What the task requires: Report, as a number alone, how many lines below contain the string "JSON".

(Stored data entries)
*** Begin section ***
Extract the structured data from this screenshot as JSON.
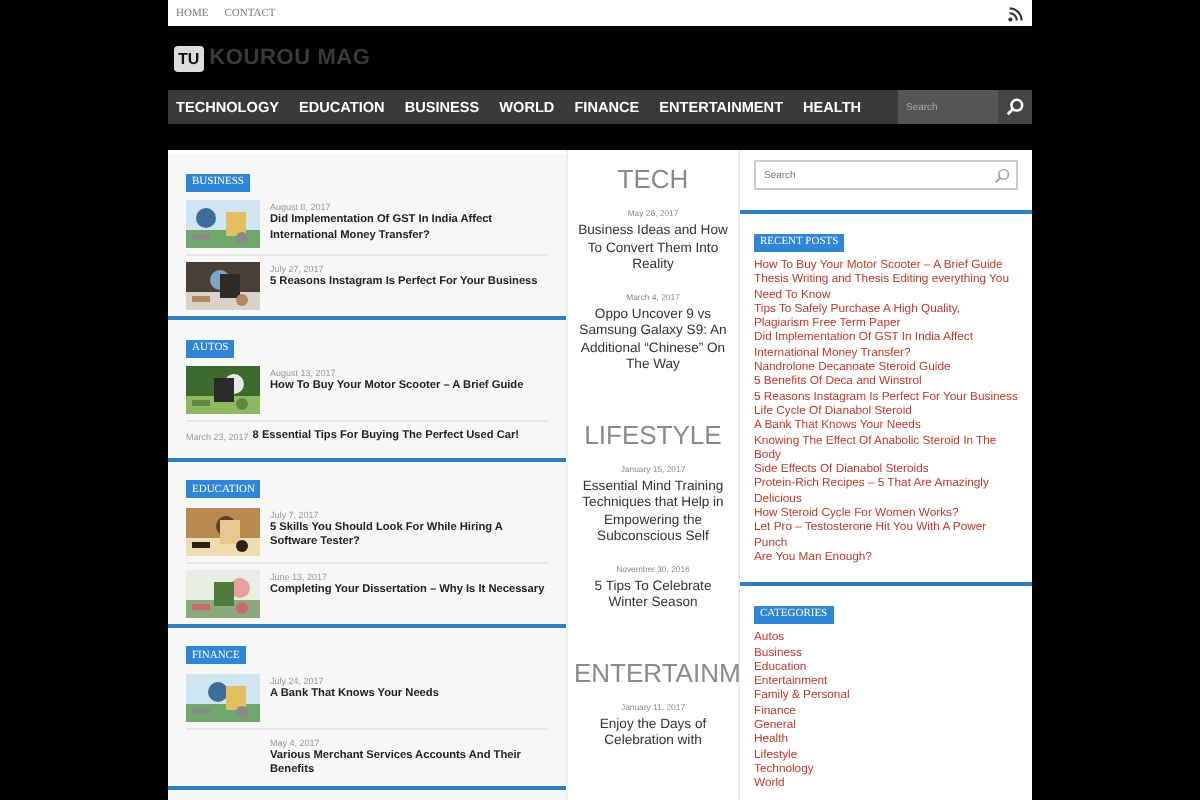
{
  "top_bar": {
    "links": [
      "HOME",
      "CONTACT"
    ]
  },
  "logo": {
    "badge": "TU",
    "name": "KOUROU MAG"
  },
  "nav": {
    "items": [
      "TECHNOLOGY",
      "EDUCATION",
      "BUSINESS",
      "WORLD",
      "FINANCE",
      "ENTERTAINMENT",
      "HEALTH"
    ],
    "search": {
      "placeholder": "Search"
    }
  },
  "left_sections": [
    {
      "label": "BUSINESS",
      "posts": [
        {
          "kind": "standard",
          "has_thumbnail": true,
          "date": "August 8, 2017",
          "title": "Did Implementation Of GST In India Affect International Money Transfer?"
        },
        {
          "kind": "standard",
          "has_thumbnail": true,
          "date": "July 27, 2017",
          "title": "5 Reasons Instagram Is Perfect For Your Business"
        }
      ]
    },
    {
      "label": "AUTOS",
      "posts": [
        {
          "kind": "standard",
          "has_thumbnail": true,
          "date": "August 13, 2017",
          "title": "How To Buy Your Motor Scooter – A Brief Guide"
        },
        {
          "kind": "inline",
          "has_thumbnail": false,
          "date": "March 23, 2017",
          "title": "8 Essential Tips For Buying The Perfect Used Car!"
        }
      ]
    },
    {
      "label": "EDUCATION",
      "posts": [
        {
          "kind": "standard",
          "has_thumbnail": true,
          "date": "July 7, 2017",
          "title": "5 Skills You Should Look For While Hiring A Software Tester?"
        },
        {
          "kind": "standard",
          "has_thumbnail": true,
          "date": "June 13, 2017",
          "title": "Completing Your Dissertation – Why Is It Necessary"
        }
      ]
    },
    {
      "label": "FINANCE",
      "posts": [
        {
          "kind": "standard",
          "has_thumbnail": true,
          "date": "July 24, 2017",
          "title": "A Bank That Knows Your Needs"
        },
        {
          "kind": "standard",
          "has_thumbnail": false,
          "date": "May 4, 2017",
          "title": "Various Merchant Services Accounts And Their Benefits"
        }
      ]
    }
  ],
  "middle_sections": [
    {
      "heading": "TECH",
      "posts": [
        {
          "date": "May 26, 2017",
          "title": "Business Ideas and How To Convert Them Into Reality"
        },
        {
          "date": "March 4, 2017",
          "title": "Oppo Uncover 9 vs Samsung Galaxy S9: An Additional “Chinese” On The Way"
        }
      ]
    },
    {
      "heading": "LIFESTYLE",
      "posts": [
        {
          "date": "January 15, 2017",
          "title": "Essential Mind Training Techniques that Help in Empowering the Subconscious Self"
        },
        {
          "date": "November 30, 2016",
          "title": "5 Tips To Celebrate Winter Season"
        }
      ]
    },
    {
      "heading": "ENTERTAINM",
      "posts": [
        {
          "date": "January 11, 2017",
          "title": "Enjoy the Days of Celebration with"
        }
      ]
    }
  ],
  "sidebar": {
    "search": {
      "placeholder": "Search"
    },
    "widgets": [
      {
        "label": "RECENT POSTS",
        "links": [
          "How To Buy Your Motor Scooter – A Brief Guide",
          "Thesis Writing and Thesis Editing everything You Need To Know",
          "Tips To Safely Purchase A High Quality, Plagiarism Free Term Paper",
          "Did Implementation Of GST In India Affect International Money Transfer?",
          "Nandrolone Decanoate Steroid Guide",
          "5 Benefits Of Deca and Winstrol",
          "5 Reasons Instagram Is Perfect For Your Business",
          "Life Cycle Of Dianabol Steroid",
          "A Bank That Knows Your Needs",
          "Knowing The Effect Of Anabolic Steroid In The Body",
          "Side Effects Of Dianabol Steroids",
          "Protein-Rich Recipes – 5 That Are Amazingly Delicious",
          "How Steroid Cycle For Women Works?",
          "Let Pro – Testosterone Hit You With A Power Punch",
          "Are You Man Enough?"
        ]
      },
      {
        "label": "CATEGORIES",
        "links": [
          "Autos",
          "Business",
          "Education",
          "Entertainment",
          "Family & Personal",
          "Finance",
          "General",
          "Health",
          "Lifestyle",
          "Technology",
          "World"
        ]
      }
    ]
  }
}
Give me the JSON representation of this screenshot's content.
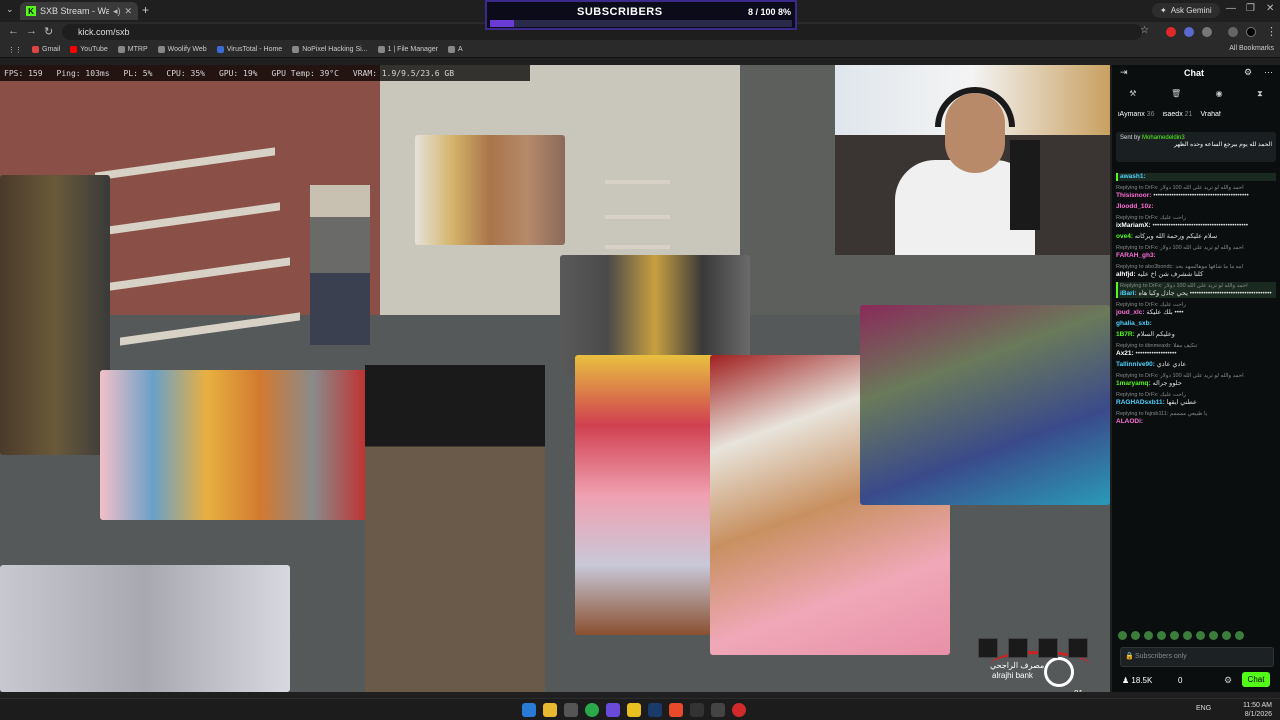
*** End section ***
Exercise answer: 2